- _PROBLEM DETAILS_: Give a verbatim copy of the lines below, minus the pictures.

- _RECORDS TO USE_:
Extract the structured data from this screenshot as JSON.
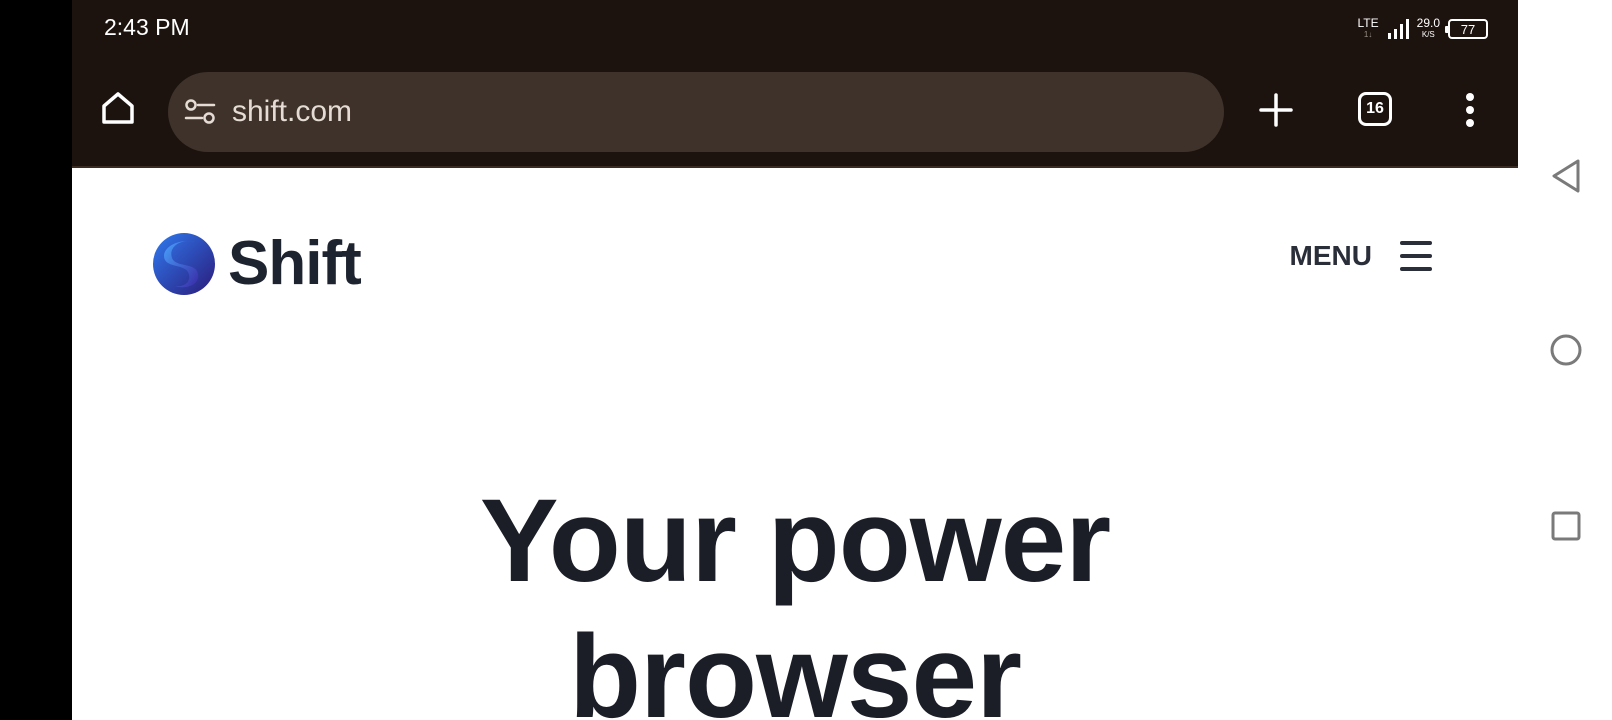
{
  "status_bar": {
    "time": "2:43 PM",
    "network": "LTE",
    "network_sub": "1↓",
    "speed_value": "29.0",
    "speed_unit": "K/S",
    "battery": "77"
  },
  "toolbar": {
    "url": "shift.com",
    "tab_count": "16"
  },
  "site": {
    "logo_text": "Shift",
    "menu_label": "MENU",
    "hero_line1": "Your power",
    "hero_line2": "browser"
  },
  "colors": {
    "chrome_bg": "#1c130e",
    "url_bar_bg": "#3f322a",
    "heading": "#1b1e27",
    "logo_blue": "#2d6be0",
    "logo_purple": "#3a1f8f"
  },
  "icons": {
    "home": "home-icon",
    "site_info": "site-settings-icon",
    "new_tab": "plus-icon",
    "overflow": "more-vert-icon",
    "menu": "hamburger-icon",
    "back": "back-triangle-icon",
    "home_nav": "home-circle-icon",
    "recents": "recents-square-icon"
  }
}
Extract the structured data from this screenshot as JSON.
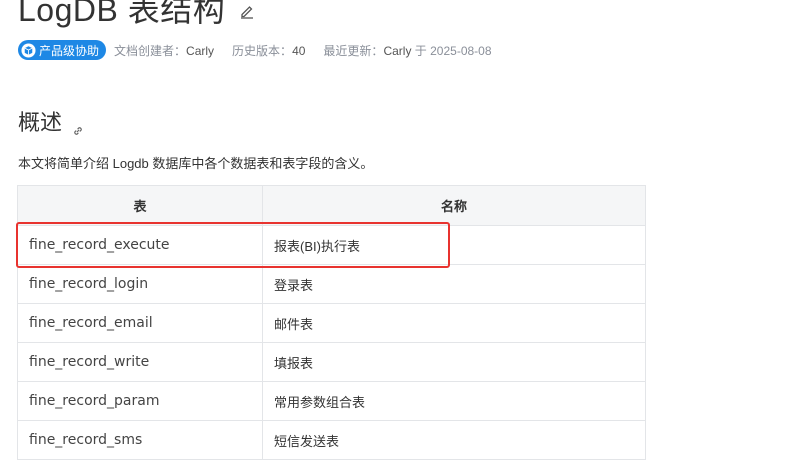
{
  "header": {
    "title": "LogDB 表结构"
  },
  "meta": {
    "badge_label": "产品级协助",
    "creator_label": "文档创建者：",
    "creator_value": "Carly",
    "history_label": "历史版本：",
    "history_value": "40",
    "updated_label": "最近更新：",
    "updated_user": "Carly",
    "updated_at": "于 2025-08-08"
  },
  "section": {
    "title": "概述",
    "intro": "本文将简单介绍 Logdb 数据库中各个数据表和表字段的含义。"
  },
  "table": {
    "headers": [
      "表",
      "名称"
    ],
    "rows": [
      [
        "fine_record_execute",
        "报表(BI)执行表"
      ],
      [
        "fine_record_login",
        "登录表"
      ],
      [
        "fine_record_email",
        "邮件表"
      ],
      [
        "fine_record_write",
        "填报表"
      ],
      [
        "fine_record_param",
        "常用参数组合表"
      ],
      [
        "fine_record_sms",
        "短信发送表"
      ]
    ]
  },
  "colors": {
    "badge": "#1e88e5",
    "highlight": "#e8332f",
    "header_bg": "#f5f6f7"
  }
}
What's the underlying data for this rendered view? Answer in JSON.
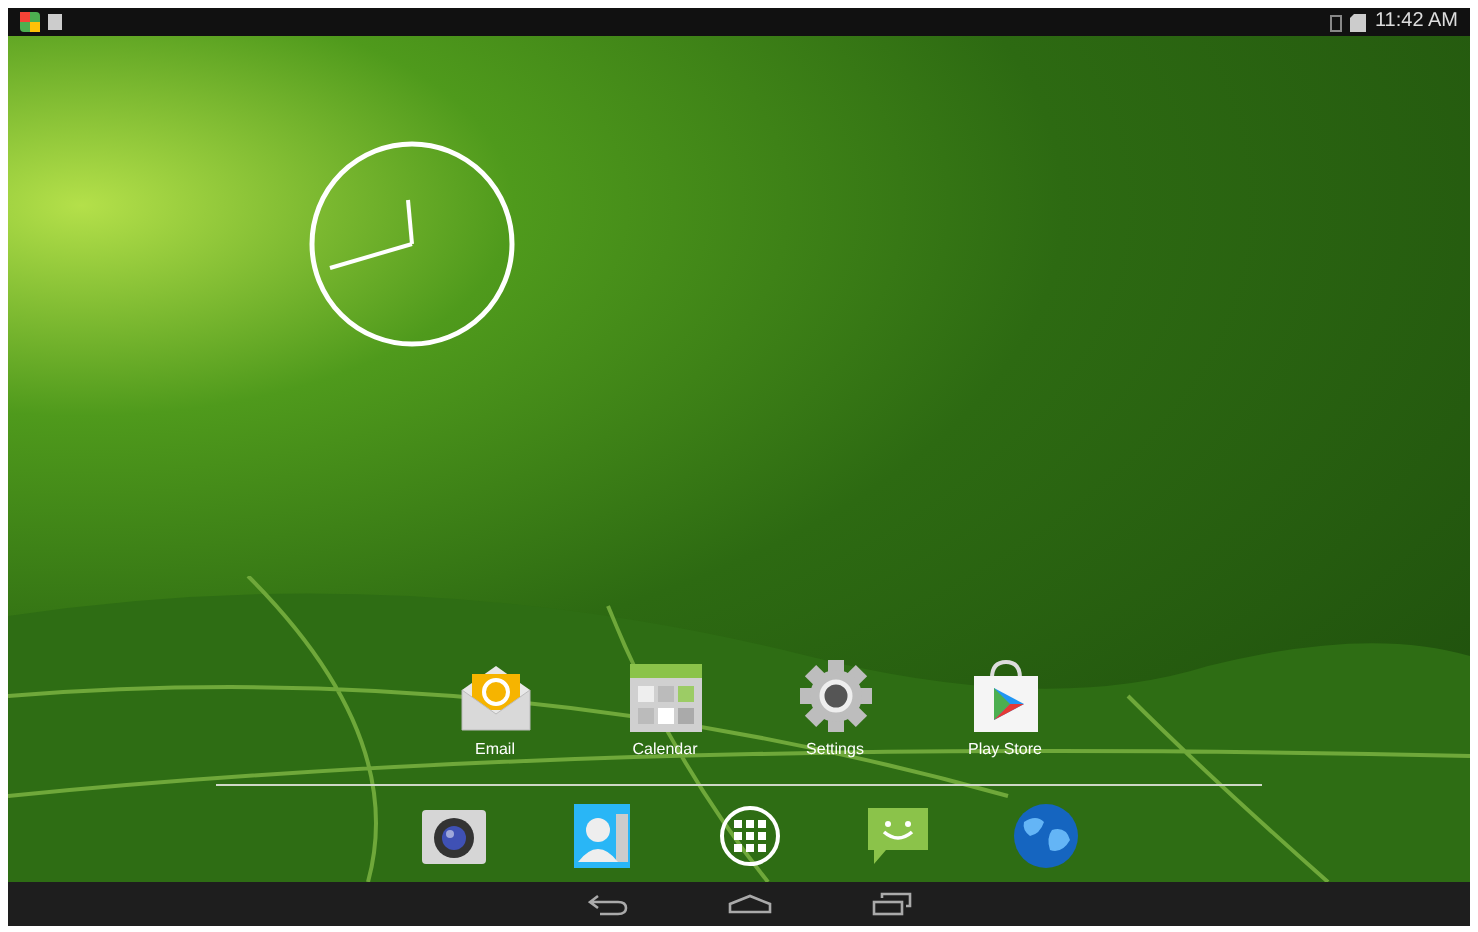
{
  "status_bar": {
    "time": "11:42 AM"
  },
  "home_apps": [
    {
      "kind": "email",
      "label": "Email"
    },
    {
      "kind": "calendar",
      "label": "Calendar"
    },
    {
      "kind": "settings",
      "label": "Settings"
    },
    {
      "kind": "store",
      "label": "Play Store"
    }
  ],
  "dock": [
    {
      "kind": "camera"
    },
    {
      "kind": "contacts"
    },
    {
      "kind": "apps"
    },
    {
      "kind": "messaging"
    },
    {
      "kind": "browser"
    }
  ]
}
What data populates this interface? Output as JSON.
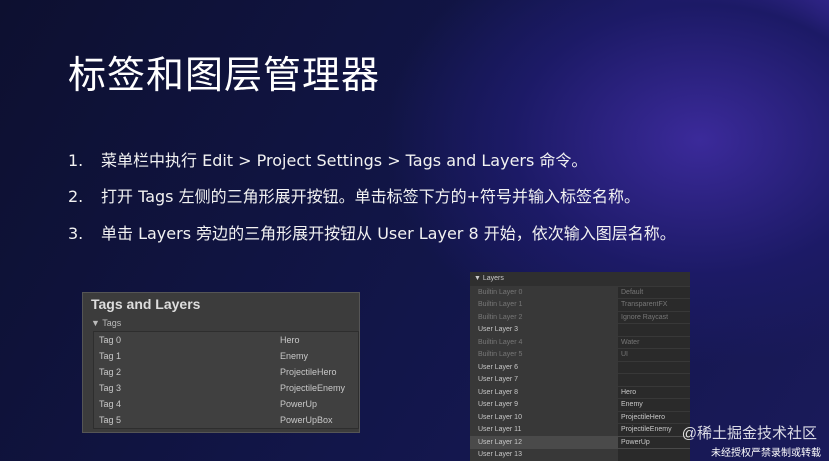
{
  "title": "标签和图层管理器",
  "steps": [
    {
      "num": "1.",
      "text": "菜单栏中执行 Edit > Project Settings > Tags and Layers 命令。"
    },
    {
      "num": "2.",
      "text": "打开 Tags 左侧的三角形展开按钮。单击标签下方的+符号并输入标签名称。"
    },
    {
      "num": "3.",
      "text": "单击 Layers 旁边的三角形展开按钮从 User Layer 8 开始，依次输入图层名称。"
    }
  ],
  "tags_panel": {
    "title": "Tags and Layers",
    "section": "▼ Tags",
    "rows": [
      [
        "Tag 0",
        "Hero"
      ],
      [
        "Tag 1",
        "Enemy"
      ],
      [
        "Tag 2",
        "ProjectileHero"
      ],
      [
        "Tag 3",
        "ProjectileEnemy"
      ],
      [
        "Tag 4",
        "PowerUp"
      ],
      [
        "Tag 5",
        "PowerUpBox"
      ]
    ]
  },
  "layers_panel": {
    "section": "▼ Layers",
    "rows": [
      [
        "Builtin Layer 0",
        "Default"
      ],
      [
        "Builtin Layer 1",
        "TransparentFX"
      ],
      [
        "Builtin Layer 2",
        "Ignore Raycast"
      ],
      [
        "User Layer 3",
        ""
      ],
      [
        "Builtin Layer 4",
        "Water"
      ],
      [
        "Builtin Layer 5",
        "UI"
      ],
      [
        "User Layer 6",
        ""
      ],
      [
        "User Layer 7",
        ""
      ],
      [
        "User Layer 8",
        "Hero"
      ],
      [
        "User Layer 9",
        "Enemy"
      ],
      [
        "User Layer 10",
        "ProjectileHero"
      ],
      [
        "User Layer 11",
        "ProjectileEnemy"
      ],
      [
        "User Layer 12",
        "PowerUp"
      ],
      [
        "User Layer 13",
        ""
      ]
    ]
  },
  "watermark": {
    "site": "@稀土掘金技术社区",
    "notice": "未经授权严禁录制或转载"
  }
}
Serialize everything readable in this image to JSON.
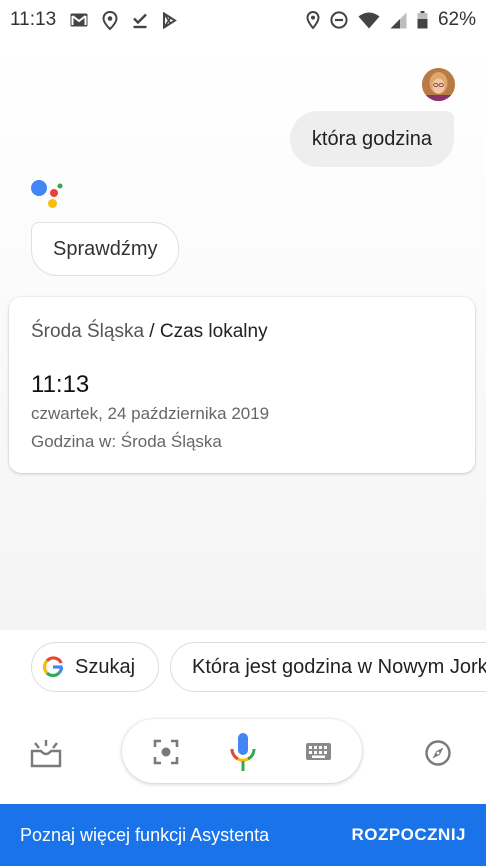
{
  "status_bar": {
    "time": "11:13",
    "battery": "62%",
    "left_icons": [
      "gmail-icon",
      "maps-location-icon",
      "download-done-icon",
      "play-store-icon"
    ],
    "right_icons": [
      "location-icon",
      "do-not-disturb-icon",
      "wifi-icon",
      "signal-icon",
      "battery-icon"
    ]
  },
  "conversation": {
    "user_query": "która godzina",
    "assistant_reply": "Sprawdźmy"
  },
  "time_card": {
    "location": "Środa Śląska",
    "separator": "/",
    "subject": "Czas lokalny",
    "time": "11:13",
    "date": "czwartek, 24 października 2019",
    "location_line": "Godzina w: Środa Śląska"
  },
  "suggestions": {
    "search_label": "Szukaj",
    "suggestion_label": "Która jest godzina w Nowym Jorku"
  },
  "banner": {
    "text": "Poznaj więcej funkcji Asystenta",
    "action": "ROZPOCZNIJ"
  },
  "colors": {
    "banner": "#1a73e8",
    "google_blue": "#4285f4",
    "google_red": "#ea4335",
    "google_yellow": "#fbbc05",
    "google_green": "#34a853"
  }
}
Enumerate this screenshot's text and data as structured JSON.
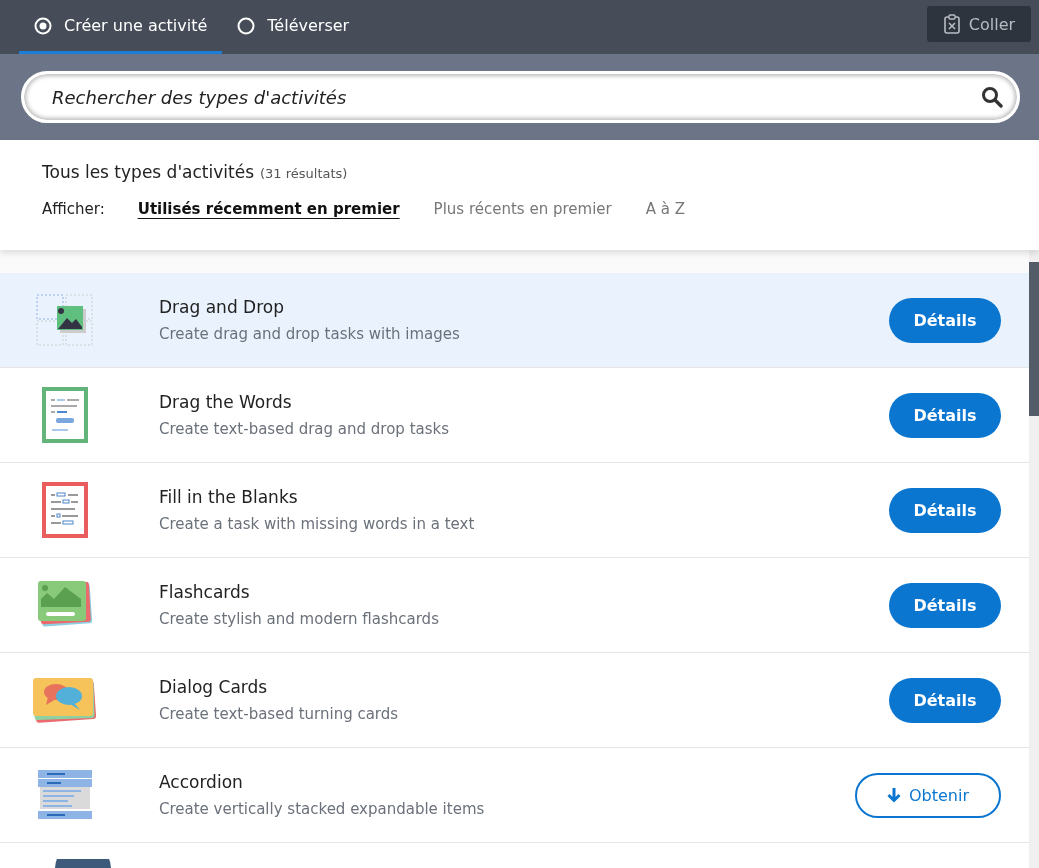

- _RESULT BELOW_:
Extract the structured data from this screenshot as JSON.
{
  "status_bar": {
    "time": "2:43 PM",
    "network": "LTE",
    "network_sub": "1↓",
    "speed_value": "29.0",
    "speed_unit": "K/S",
    "battery": "77"
  },
  "toolbar": {
    "url": "shift.com",
    "tab_count": "16"
  },
  "site": {
    "logo_text": "Shift",
    "menu_label": "MENU",
    "hero_line1": "Your power",
    "hero_line2": "browser"
  },
  "colors": {
    "chrome_bg": "#1c130e",
    "url_bar_bg": "#3f322a",
    "heading": "#1b1e27",
    "logo_blue": "#2d6be0",
    "logo_purple": "#3a1f8f"
  },
  "icons": {
    "home": "home-icon",
    "site_info": "site-settings-icon",
    "new_tab": "plus-icon",
    "overflow": "more-vert-icon",
    "menu": "hamburger-icon",
    "back": "back-triangle-icon",
    "home_nav": "home-circle-icon",
    "recents": "recents-square-icon"
  }
}
Extract the structured data from this screenshot as JSON.
{
  "header": {
    "title": "LogDB 表结构"
  },
  "meta": {
    "badge_label": "产品级协助",
    "creator_label": "文档创建者：",
    "creator_value": "Carly",
    "history_label": "历史版本：",
    "history_value": "40",
    "updated_label": "最近更新：",
    "updated_user": "Carly",
    "updated_at": "于 2025-08-08"
  },
  "section": {
    "title": "概述",
    "intro": "本文将简单介绍 Logdb 数据库中各个数据表和表字段的含义。"
  },
  "table": {
    "headers": [
      "表",
      "名称"
    ],
    "rows": [
      [
        "fine_record_execute",
        "报表(BI)执行表"
      ],
      [
        "fine_record_login",
        "登录表"
      ],
      [
        "fine_record_email",
        "邮件表"
      ],
      [
        "fine_record_write",
        "填报表"
      ],
      [
        "fine_record_param",
        "常用参数组合表"
      ],
      [
        "fine_record_sms",
        "短信发送表"
      ]
    ]
  },
  "colors": {
    "badge": "#1e88e5",
    "highlight": "#e8332f",
    "header_bg": "#f5f6f7"
  }
}
What's the underlying data for this rendered view? Answer in JSON.
{
  "status_bar": {
    "time": "11:42 AM"
  },
  "home_apps": [
    {
      "kind": "email",
      "label": "Email"
    },
    {
      "kind": "calendar",
      "label": "Calendar"
    },
    {
      "kind": "settings",
      "label": "Settings"
    },
    {
      "kind": "store",
      "label": "Play Store"
    }
  ],
  "dock": [
    {
      "kind": "camera"
    },
    {
      "kind": "contacts"
    },
    {
      "kind": "apps"
    },
    {
      "kind": "messaging"
    },
    {
      "kind": "browser"
    }
  ]
}
What data populates this interface? Output as JSON.
{
  "title": "标签和图层管理器",
  "steps": [
    {
      "num": "1.",
      "text": "菜单栏中执行 Edit > Project Settings > Tags and Layers 命令。"
    },
    {
      "num": "2.",
      "text": "打开 Tags 左侧的三角形展开按钮。单击标签下方的+符号并输入标签名称。"
    },
    {
      "num": "3.",
      "text": "单击 Layers 旁边的三角形展开按钮从 User Layer 8 开始，依次输入图层名称。"
    }
  ],
  "tags_panel": {
    "title": "Tags and Layers",
    "section": "▼ Tags",
    "rows": [
      [
        "Tag 0",
        "Hero"
      ],
      [
        "Tag 1",
        "Enemy"
      ],
      [
        "Tag 2",
        "ProjectileHero"
      ],
      [
        "Tag 3",
        "ProjectileEnemy"
      ],
      [
        "Tag 4",
        "PowerUp"
      ],
      [
        "Tag 5",
        "PowerUpBox"
      ]
    ]
  },
  "layers_panel": {
    "section": "▼ Layers",
    "rows": [
      [
        "Builtin Layer 0",
        "Default"
      ],
      [
        "Builtin Layer 1",
        "TransparentFX"
      ],
      [
        "Builtin Layer 2",
        "Ignore Raycast"
      ],
      [
        "User Layer 3",
        ""
      ],
      [
        "Builtin Layer 4",
        "Water"
      ],
      [
        "Builtin Layer 5",
        "UI"
      ],
      [
        "User Layer 6",
        ""
      ],
      [
        "User Layer 7",
        ""
      ],
      [
        "User Layer 8",
        "Hero"
      ],
      [
        "User Layer 9",
        "Enemy"
      ],
      [
        "User Layer 10",
        "ProjectileHero"
      ],
      [
        "User Layer 11",
        "ProjectileEnemy"
      ],
      [
        "User Layer 12",
        "PowerUp"
      ],
      [
        "User Layer 13",
        ""
      ]
    ]
  },
  "watermark": {
    "site": "@稀土掘金技术社区",
    "notice": "未经授权严禁录制或转载"
  }
}
Serialize everything readable in this image to JSON.
{
  "status_bar": {
    "time": "11:13",
    "battery": "62%",
    "left_icons": [
      "gmail-icon",
      "maps-location-icon",
      "download-done-icon",
      "play-store-icon"
    ],
    "right_icons": [
      "location-icon",
      "do-not-disturb-icon",
      "wifi-icon",
      "signal-icon",
      "battery-icon"
    ]
  },
  "conversation": {
    "user_query": "która godzina",
    "assistant_reply": "Sprawdźmy"
  },
  "time_card": {
    "location": "Środa Śląska",
    "separator": "/",
    "subject": "Czas lokalny",
    "time": "11:13",
    "date": "czwartek, 24 października 2019",
    "location_line": "Godzina w: Środa Śląska"
  },
  "suggestions": {
    "search_label": "Szukaj",
    "suggestion_label": "Która jest godzina w Nowym Jorku"
  },
  "banner": {
    "text": "Poznaj więcej funkcji Asystenta",
    "action": "ROZPOCZNIJ"
  },
  "colors": {
    "banner": "#1a73e8",
    "google_blue": "#4285f4",
    "google_red": "#ea4335",
    "google_yellow": "#fbbc05",
    "google_green": "#34a853"
  }
}
Enumerate this screenshot's text and data as structured JSON.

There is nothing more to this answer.